*PROBLEM STATEMENT*: Duplicate each line of the rows below verbatim, and omit the pictures from your response.

Region and label listings
▬▬▬▬▬▬▬▬▬▬
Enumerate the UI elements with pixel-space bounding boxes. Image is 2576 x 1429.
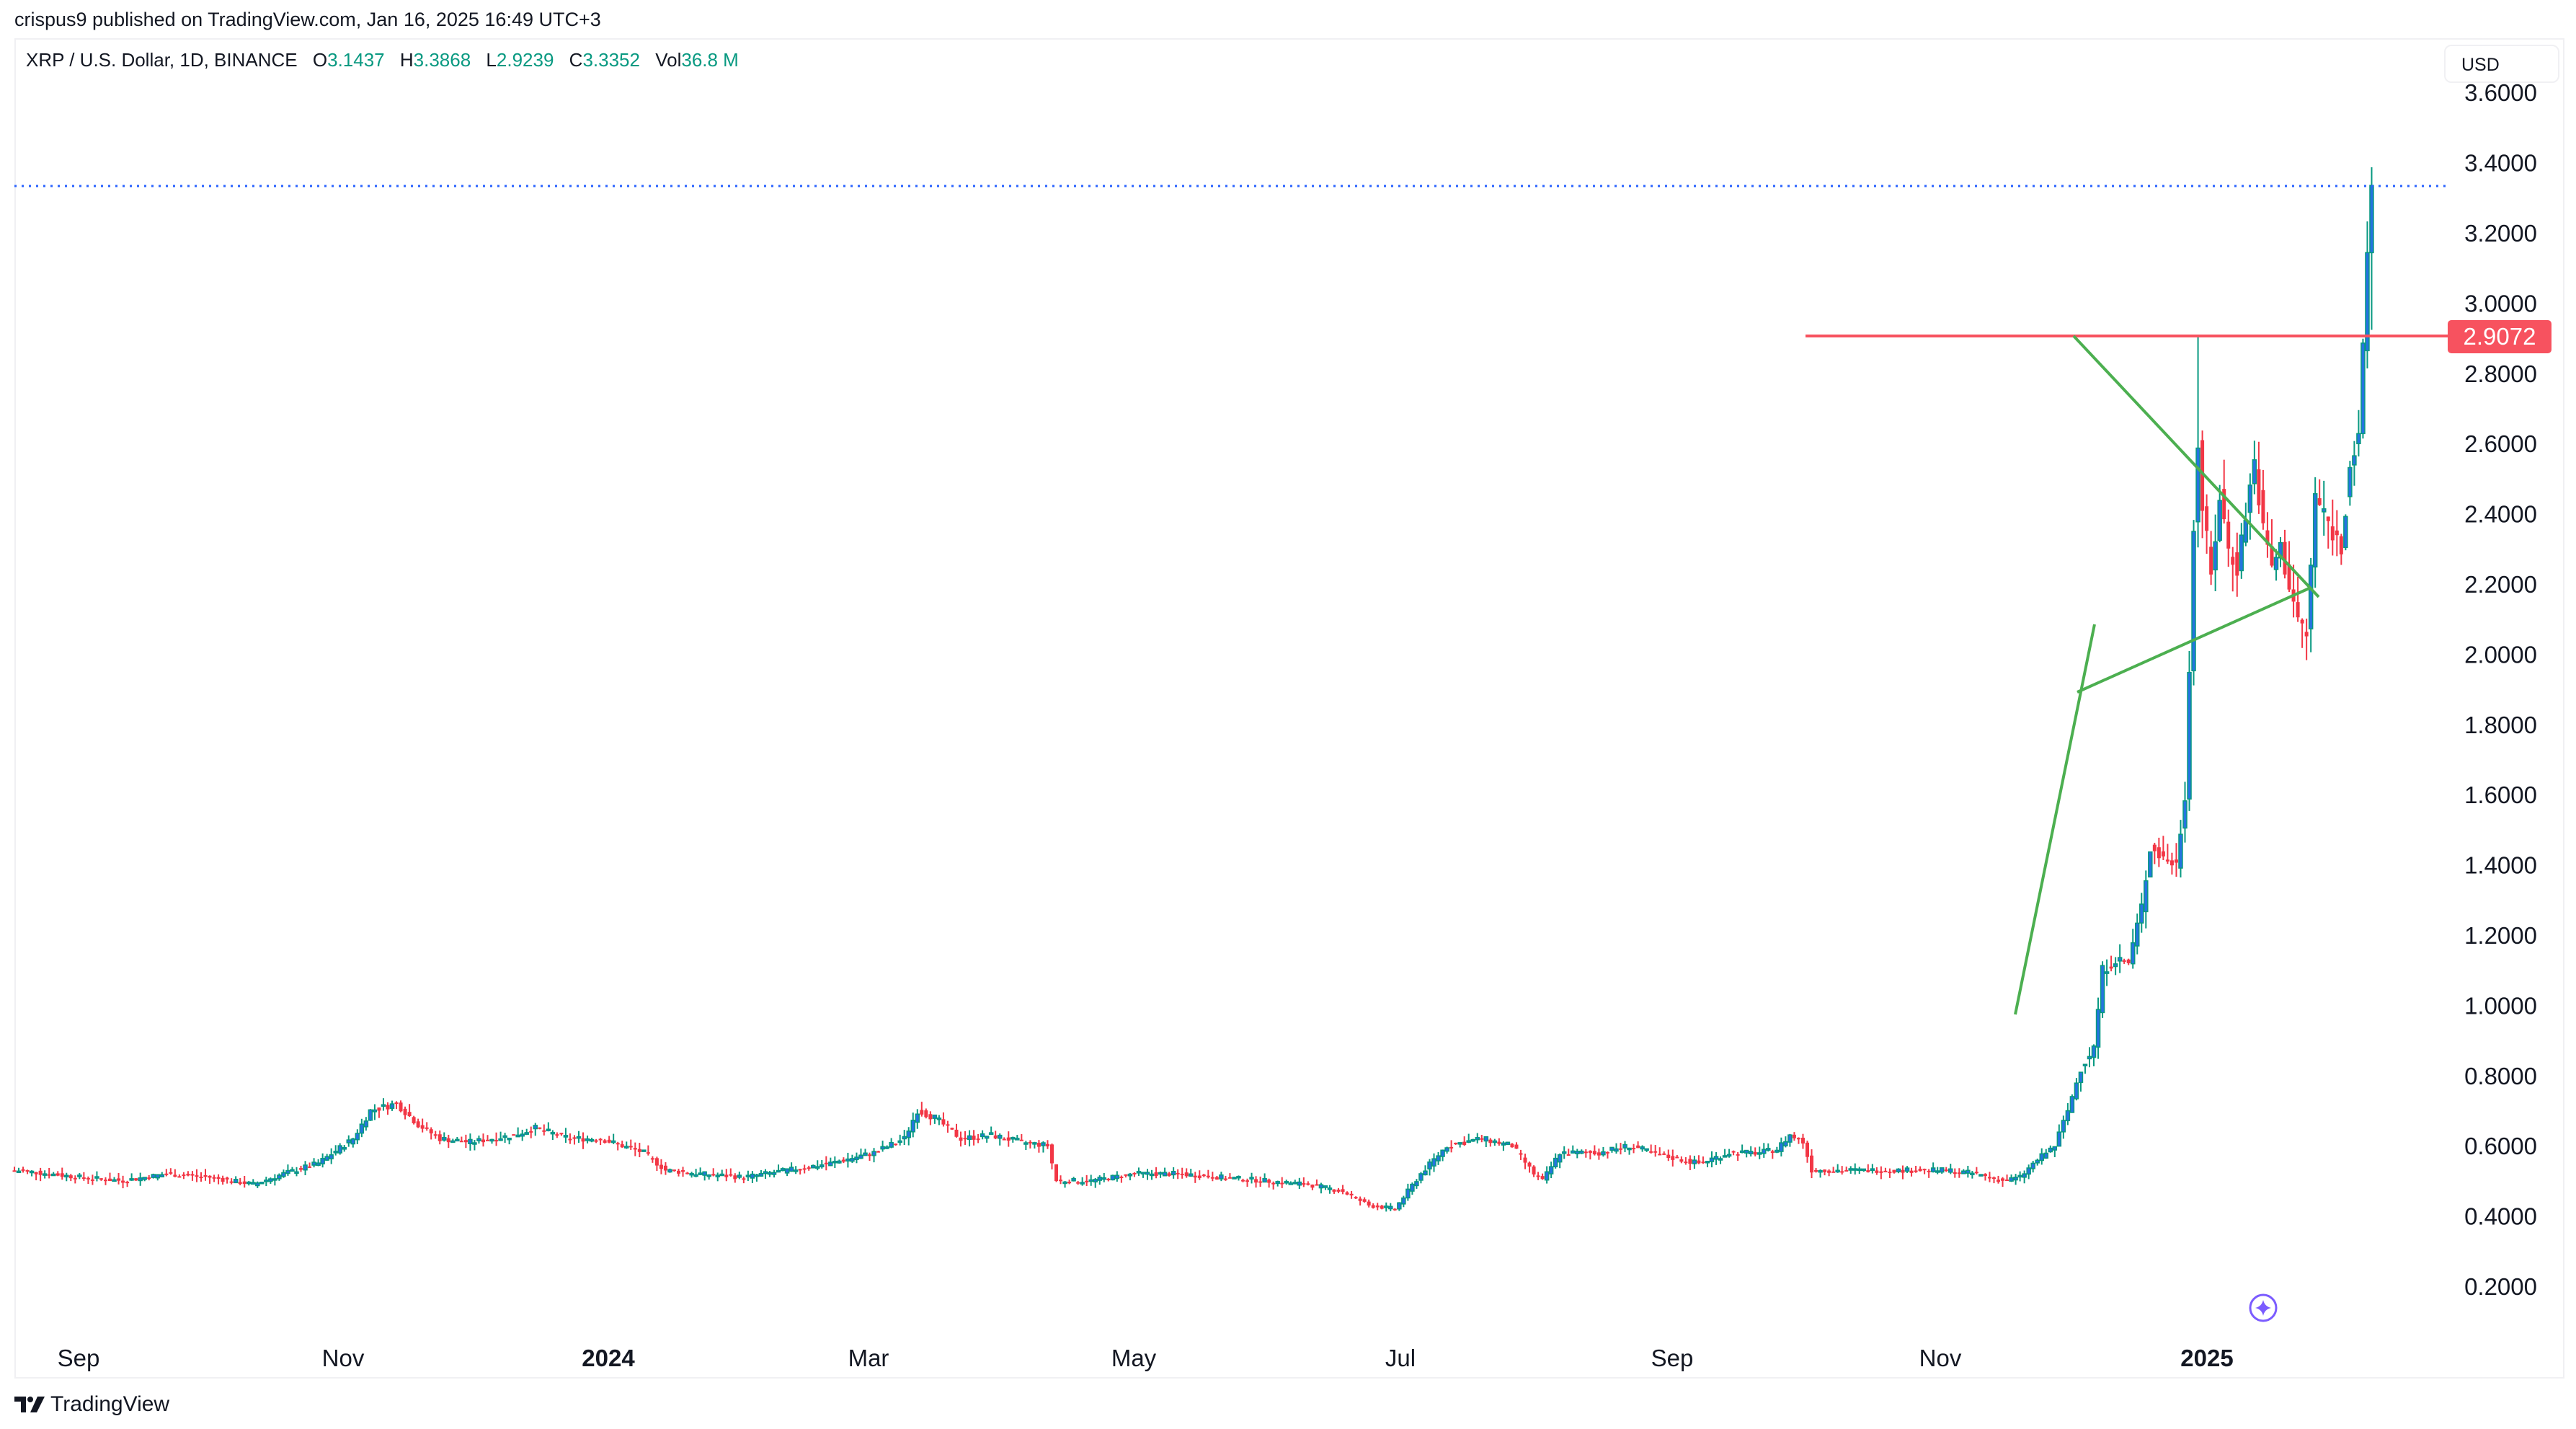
open-label: O <box>312 49 328 71</box>
time-tick: Sep <box>58 1345 100 1371</box>
price-tick: 2.8000 <box>2464 360 2537 387</box>
price-tick: 3.2000 <box>2464 220 2537 247</box>
candlestick-series <box>12 167 2374 1212</box>
low-value: 2.9239 <box>496 49 554 71</box>
time-tick: May <box>1111 1345 1157 1371</box>
triangle-lower-trendline[interactable] <box>2077 586 2311 694</box>
low-label: L <box>486 49 497 71</box>
chart-frame <box>14 38 2564 1379</box>
tradingview-logo[interactable]: TradingView <box>14 1390 169 1419</box>
volume-value: 36.8 M <box>681 49 739 71</box>
price-tick: 2.2000 <box>2464 571 2537 598</box>
high-value: 3.3868 <box>413 49 471 71</box>
close-label: C <box>569 49 583 71</box>
time-tick: 2024 <box>582 1345 635 1371</box>
price-tick: 3.4000 <box>2464 150 2537 177</box>
time-tick: Nov <box>322 1345 365 1371</box>
price-tick: 1.8000 <box>2464 712 2537 738</box>
resistance-price-label: 2.9072 <box>2448 320 2551 353</box>
time-tick: 2025 <box>2180 1345 2233 1371</box>
price-tick: 0.6000 <box>2464 1133 2537 1159</box>
symbol-legend: XRP / U.S. Dollar, 1D, BINANCE O3.1437 H… <box>26 49 739 71</box>
triangle-upper-trendline[interactable] <box>2072 335 2320 598</box>
price-tick: 1.0000 <box>2464 992 2537 1019</box>
tradingview-logo-text: TradingView <box>50 1392 170 1416</box>
high-label: H <box>399 49 414 71</box>
symbol-title[interactable]: XRP / U.S. Dollar, 1D, BINANCE <box>26 49 298 71</box>
price-tick: 2.0000 <box>2464 641 2537 668</box>
price-tick: 1.6000 <box>2464 782 2537 808</box>
price-tick: 0.4000 <box>2464 1203 2537 1230</box>
currency-button[interactable]: USD <box>2444 45 2559 83</box>
time-axis-ticks[interactable]: Sep Nov 2024 Mar May Jul Sep Nov 2025 <box>58 1345 2234 1371</box>
price-tick: 3.0000 <box>2464 290 2537 317</box>
time-tick: Mar <box>848 1345 889 1371</box>
price-axis-ticks[interactable]: 3.6000 3.4000 3.2000 3.0000 2.8000 2.6000 2.40… <box>2464 79 2537 1300</box>
price-tick: 1.2000 <box>2464 922 2537 949</box>
volume-label: Vol <box>655 49 682 71</box>
flagpole-trendline[interactable] <box>2014 624 2096 1015</box>
time-tick: Nov <box>1919 1345 1962 1371</box>
time-tick: Jul <box>1385 1345 1416 1371</box>
price-tick: 2.6000 <box>2464 430 2537 457</box>
published-info: crispus9 published on TradingView.com, J… <box>14 9 601 30</box>
price-tick: 2.4000 <box>2464 501 2537 528</box>
close-value: 3.3352 <box>582 49 640 71</box>
price-tick: 0.2000 <box>2464 1273 2537 1300</box>
price-tick: 0.8000 <box>2464 1063 2537 1089</box>
open-value: 3.1437 <box>327 49 385 71</box>
time-tick: Sep <box>1651 1345 1694 1371</box>
tradingview-logo-icon <box>14 1397 45 1412</box>
price-tick: 1.4000 <box>2464 852 2537 879</box>
assistant-icon[interactable] <box>2249 1293 2278 1322</box>
price-tick: 3.6000 <box>2464 79 2537 106</box>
▬▬▬▬▬▬▬▬▬▬
*RESPONSE BELOW*:
Enumerate the UI elements with pixel-space bounding boxes. Image is 2576 x 1429.
open-label: O <box>312 49 328 71</box>
time-tick: Sep <box>58 1345 100 1371</box>
price-tick: 2.8000 <box>2464 360 2537 387</box>
price-tick: 3.2000 <box>2464 220 2537 247</box>
candlestick-series <box>12 167 2374 1212</box>
low-value: 2.9239 <box>496 49 554 71</box>
time-tick: May <box>1111 1345 1157 1371</box>
triangle-lower-trendline[interactable] <box>2077 586 2311 694</box>
low-label: L <box>486 49 497 71</box>
chart-frame <box>14 38 2564 1379</box>
tradingview-logo[interactable]: TradingView <box>14 1390 169 1419</box>
volume-value: 36.8 M <box>681 49 739 71</box>
price-tick: 2.2000 <box>2464 571 2537 598</box>
high-value: 3.3868 <box>413 49 471 71</box>
close-label: C <box>569 49 583 71</box>
time-tick: 2024 <box>582 1345 635 1371</box>
price-tick: 3.4000 <box>2464 150 2537 177</box>
time-tick: Nov <box>322 1345 365 1371</box>
price-tick: 1.8000 <box>2464 712 2537 738</box>
resistance-price-label: 2.9072 <box>2448 320 2551 353</box>
time-tick: 2025 <box>2180 1345 2233 1371</box>
price-tick: 0.6000 <box>2464 1133 2537 1159</box>
symbol-legend: XRP / U.S. Dollar, 1D, BINANCE O3.1437 H… <box>26 49 739 71</box>
triangle-upper-trendline[interactable] <box>2072 335 2320 598</box>
price-tick: 1.0000 <box>2464 992 2537 1019</box>
tradingview-logo-text: TradingView <box>50 1392 170 1416</box>
high-label: H <box>399 49 414 71</box>
symbol-title[interactable]: XRP / U.S. Dollar, 1D, BINANCE <box>26 49 298 71</box>
price-tick: 2.0000 <box>2464 641 2537 668</box>
price-tick: 1.6000 <box>2464 782 2537 808</box>
price-tick: 0.4000 <box>2464 1203 2537 1230</box>
currency-button[interactable]: USD <box>2444 45 2559 83</box>
time-axis-ticks[interactable]: Sep Nov 2024 Mar May Jul Sep Nov 2025 <box>58 1345 2234 1371</box>
price-tick: 3.0000 <box>2464 290 2537 317</box>
time-tick: Mar <box>848 1345 889 1371</box>
price-axis-ticks[interactable]: 3.6000 3.4000 3.2000 3.0000 2.8000 2.6000 2.40… <box>2464 79 2537 1300</box>
price-tick: 1.2000 <box>2464 922 2537 949</box>
volume-label: Vol <box>655 49 682 71</box>
flagpole-trendline[interactable] <box>2014 624 2096 1015</box>
time-tick: Nov <box>1919 1345 1962 1371</box>
time-tick: Jul <box>1385 1345 1416 1371</box>
price-tick: 2.6000 <box>2464 430 2537 457</box>
published-info: crispus9 published on TradingView.com, J… <box>14 9 601 30</box>
price-tick: 2.4000 <box>2464 501 2537 528</box>
close-value: 3.3352 <box>582 49 640 71</box>
price-tick: 0.2000 <box>2464 1273 2537 1300</box>
price-tick: 0.8000 <box>2464 1063 2537 1089</box>
open-value: 3.1437 <box>327 49 385 71</box>
time-tick: Sep <box>1651 1345 1694 1371</box>
tradingview-logo-icon <box>14 1397 45 1412</box>
price-tick: 1.4000 <box>2464 852 2537 879</box>
assistant-icon[interactable] <box>2249 1293 2278 1322</box>
price-tick: 3.6000 <box>2464 79 2537 106</box>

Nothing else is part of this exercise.